* _STATED EXERCISE_:
Copy out all of the material, matching it word for word.
* Begin DATA SHOWN *
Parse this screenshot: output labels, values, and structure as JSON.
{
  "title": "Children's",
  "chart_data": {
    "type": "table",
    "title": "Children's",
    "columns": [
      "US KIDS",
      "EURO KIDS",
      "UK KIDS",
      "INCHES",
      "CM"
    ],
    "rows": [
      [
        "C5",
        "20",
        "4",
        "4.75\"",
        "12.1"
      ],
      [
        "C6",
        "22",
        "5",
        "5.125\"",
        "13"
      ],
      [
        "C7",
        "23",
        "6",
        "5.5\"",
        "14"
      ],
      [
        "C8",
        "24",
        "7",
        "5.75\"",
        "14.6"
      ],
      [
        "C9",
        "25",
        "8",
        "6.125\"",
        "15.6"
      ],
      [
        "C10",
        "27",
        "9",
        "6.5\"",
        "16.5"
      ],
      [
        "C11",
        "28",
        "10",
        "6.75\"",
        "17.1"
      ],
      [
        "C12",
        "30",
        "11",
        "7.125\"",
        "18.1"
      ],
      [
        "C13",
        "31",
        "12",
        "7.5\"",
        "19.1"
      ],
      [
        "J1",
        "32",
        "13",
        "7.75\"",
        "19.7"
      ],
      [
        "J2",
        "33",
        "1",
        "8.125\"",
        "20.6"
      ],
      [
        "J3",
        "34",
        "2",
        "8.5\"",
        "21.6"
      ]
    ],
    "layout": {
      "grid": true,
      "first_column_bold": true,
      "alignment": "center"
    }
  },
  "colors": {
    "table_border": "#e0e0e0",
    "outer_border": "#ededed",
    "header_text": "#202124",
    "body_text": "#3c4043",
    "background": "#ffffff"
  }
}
* End DATA SHOWN *
* _COMPLETED EXERCISE_:
Parse this screenshot: output labels, values, and structure as JSON.
{
  "title": "Children's",
  "chart_data": {
    "type": "table",
    "title": "Children's",
    "columns": [
      "US KIDS",
      "EURO KIDS",
      "UK KIDS",
      "INCHES",
      "CM"
    ],
    "rows": [
      [
        "C5",
        "20",
        "4",
        "4.75\"",
        "12.1"
      ],
      [
        "C6",
        "22",
        "5",
        "5.125\"",
        "13"
      ],
      [
        "C7",
        "23",
        "6",
        "5.5\"",
        "14"
      ],
      [
        "C8",
        "24",
        "7",
        "5.75\"",
        "14.6"
      ],
      [
        "C9",
        "25",
        "8",
        "6.125\"",
        "15.6"
      ],
      [
        "C10",
        "27",
        "9",
        "6.5\"",
        "16.5"
      ],
      [
        "C11",
        "28",
        "10",
        "6.75\"",
        "17.1"
      ],
      [
        "C12",
        "30",
        "11",
        "7.125\"",
        "18.1"
      ],
      [
        "C13",
        "31",
        "12",
        "7.5\"",
        "19.1"
      ],
      [
        "J1",
        "32",
        "13",
        "7.75\"",
        "19.7"
      ],
      [
        "J2",
        "33",
        "1",
        "8.125\"",
        "20.6"
      ],
      [
        "J3",
        "34",
        "2",
        "8.5\"",
        "21.6"
      ]
    ],
    "layout": {
      "grid": true,
      "first_column_bold": true,
      "alignment": "center"
    }
  },
  "colors": {
    "table_border": "#e0e0e0",
    "outer_border": "#ededed",
    "header_text": "#202124",
    "body_text": "#3c4043",
    "background": "#ffffff"
  }
}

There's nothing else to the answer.